**Job:** Leave out the pictures and copy everything else below exactly.

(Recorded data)
========
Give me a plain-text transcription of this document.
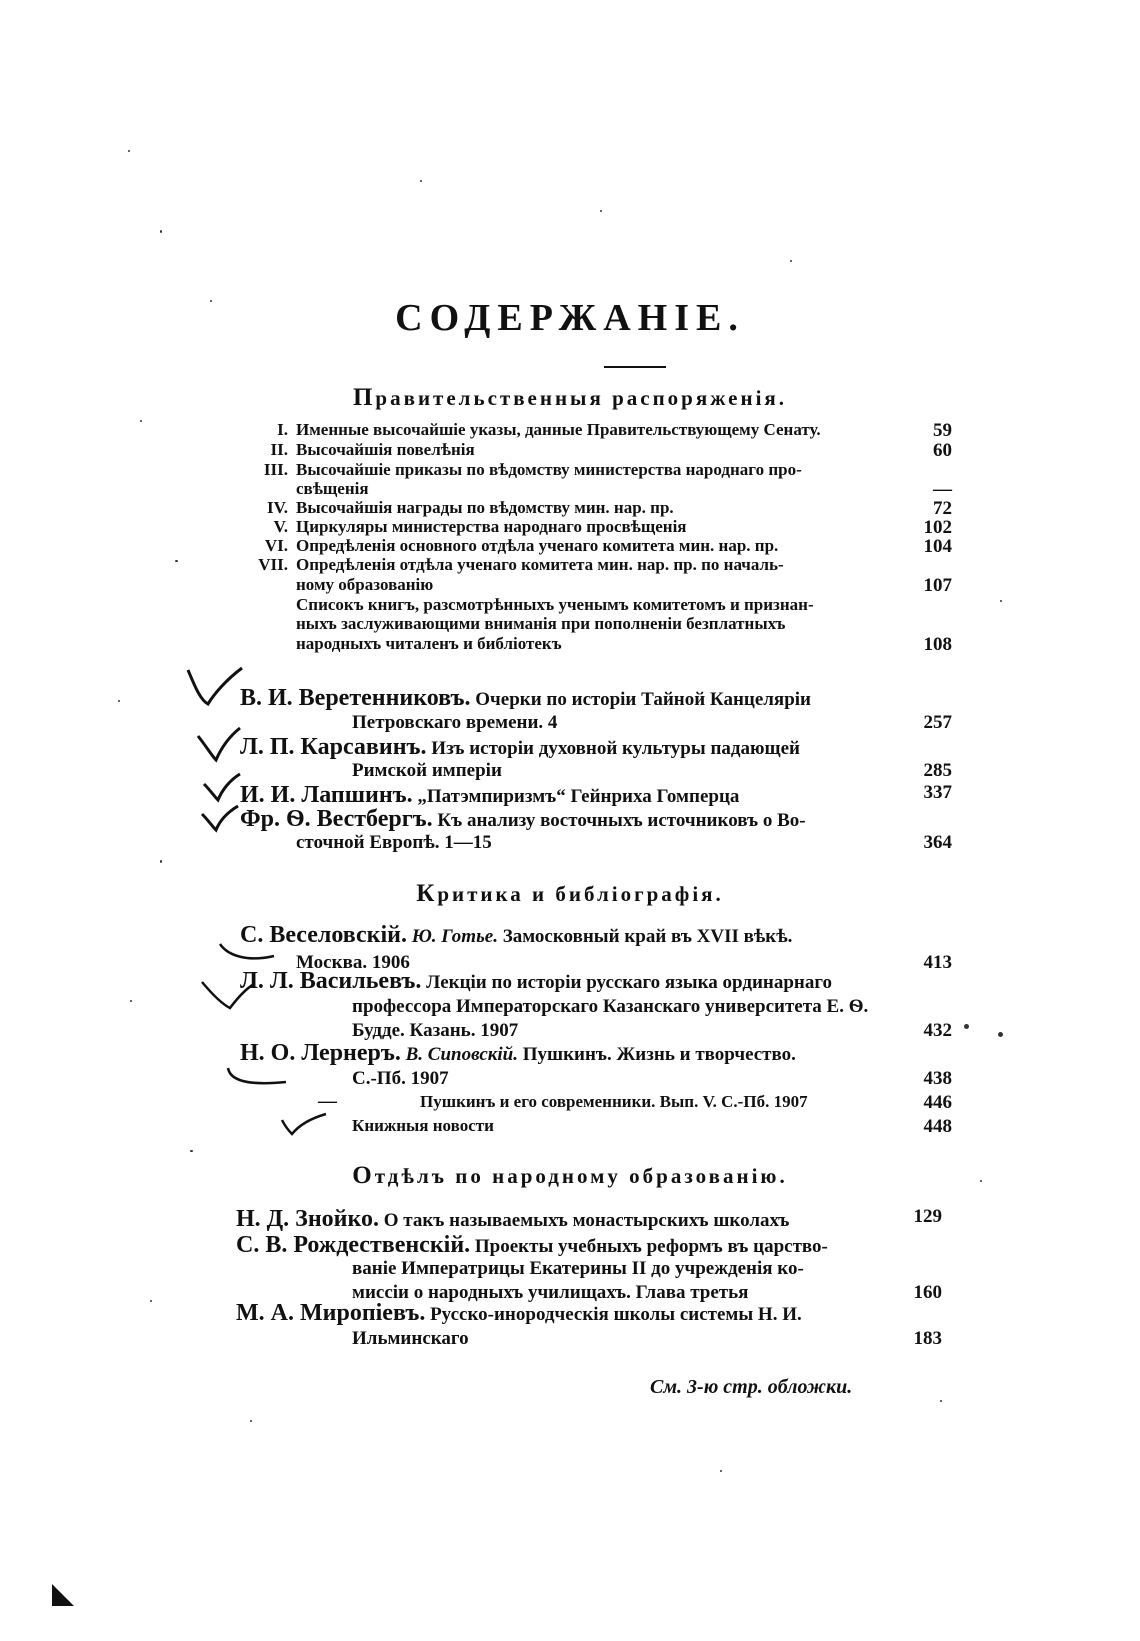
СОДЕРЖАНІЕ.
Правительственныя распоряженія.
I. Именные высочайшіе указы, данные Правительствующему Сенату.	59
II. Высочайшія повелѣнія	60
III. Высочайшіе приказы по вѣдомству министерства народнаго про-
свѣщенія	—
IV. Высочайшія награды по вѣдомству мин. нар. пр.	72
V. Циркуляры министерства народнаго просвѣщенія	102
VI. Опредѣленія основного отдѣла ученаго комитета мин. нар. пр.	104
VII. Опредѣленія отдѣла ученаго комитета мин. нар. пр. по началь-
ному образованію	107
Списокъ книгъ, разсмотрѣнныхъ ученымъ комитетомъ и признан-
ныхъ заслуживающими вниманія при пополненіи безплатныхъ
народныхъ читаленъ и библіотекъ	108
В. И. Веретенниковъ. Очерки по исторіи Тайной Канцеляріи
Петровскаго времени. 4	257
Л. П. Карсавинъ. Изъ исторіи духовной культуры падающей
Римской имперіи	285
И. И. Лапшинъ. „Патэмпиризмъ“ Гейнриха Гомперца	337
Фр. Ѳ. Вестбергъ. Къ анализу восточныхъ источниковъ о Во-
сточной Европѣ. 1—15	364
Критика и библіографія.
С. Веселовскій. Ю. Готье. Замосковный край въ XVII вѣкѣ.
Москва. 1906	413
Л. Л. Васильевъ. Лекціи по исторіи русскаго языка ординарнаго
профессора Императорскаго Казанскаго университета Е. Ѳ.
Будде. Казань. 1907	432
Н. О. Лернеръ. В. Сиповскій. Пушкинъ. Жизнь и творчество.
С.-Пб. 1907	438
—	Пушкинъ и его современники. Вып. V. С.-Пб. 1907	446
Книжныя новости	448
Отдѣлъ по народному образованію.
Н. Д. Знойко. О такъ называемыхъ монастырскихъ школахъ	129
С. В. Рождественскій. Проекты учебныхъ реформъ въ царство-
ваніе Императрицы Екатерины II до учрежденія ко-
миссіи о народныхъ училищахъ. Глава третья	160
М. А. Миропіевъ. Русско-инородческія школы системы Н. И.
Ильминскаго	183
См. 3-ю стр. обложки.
========
**Response below:**
Give me a plain-text transcription of this document.
СОДЕРЖАНІЕ.
Правительственныя распоряженія.
I. Именные высочайшіе указы, данные Правительствующему Сенату.	59
II. Высочайшія повелѣнія	60
III. Высочайшіе приказы по вѣдомству министерства народнаго про-
свѣщенія	—
IV. Высочайшія награды по вѣдомству мин. нар. пр.	72
V. Циркуляры министерства народнаго просвѣщенія	102
VI. Опредѣленія основного отдѣла ученаго комитета мин. нар. пр.	104
VII. Опредѣленія отдѣла ученаго комитета мин. нар. пр. по началь-
ному образованію	107
Списокъ книгъ, разсмотрѣнныхъ ученымъ комитетомъ и признан-
ныхъ заслуживающими вниманія при пополненіи безплатныхъ
народныхъ читаленъ и библіотекъ	108
В. И. Веретенниковъ. Очерки по исторіи Тайной Канцеляріи
Петровскаго времени. 4	257
Л. П. Карсавинъ. Изъ исторіи духовной культуры падающей
Римской имперіи	285
И. И. Лапшинъ. „Патэмпиризмъ“ Гейнриха Гомперца	337
Фр. Ѳ. Вестбергъ. Къ анализу восточныхъ источниковъ о Во-
сточной Европѣ. 1—15	364
Критика и библіографія.
С. Веселовскій. Ю. Готье. Замосковный край въ XVII вѣкѣ.
Москва. 1906	413
Л. Л. Васильевъ. Лекціи по исторіи русскаго языка ординарнаго
профессора Императорскаго Казанскаго университета Е. Ѳ.
Будде. Казань. 1907	432
Н. О. Лернеръ. В. Сиповскій. Пушкинъ. Жизнь и творчество.
С.-Пб. 1907	438
—	Пушкинъ и его современники. Вып. V. С.-Пб. 1907	446
Книжныя новости	448
Отдѣлъ по народному образованію.
Н. Д. Знойко. О такъ называемыхъ монастырскихъ школахъ	129
С. В. Рождественскій. Проекты учебныхъ реформъ въ царство-
ваніе Императрицы Екатерины II до учрежденія ко-
миссіи о народныхъ училищахъ. Глава третья	160
М. А. Миропіевъ. Русско-инородческія школы системы Н. И.
Ильминскаго	183
См. 3-ю стр. обложки.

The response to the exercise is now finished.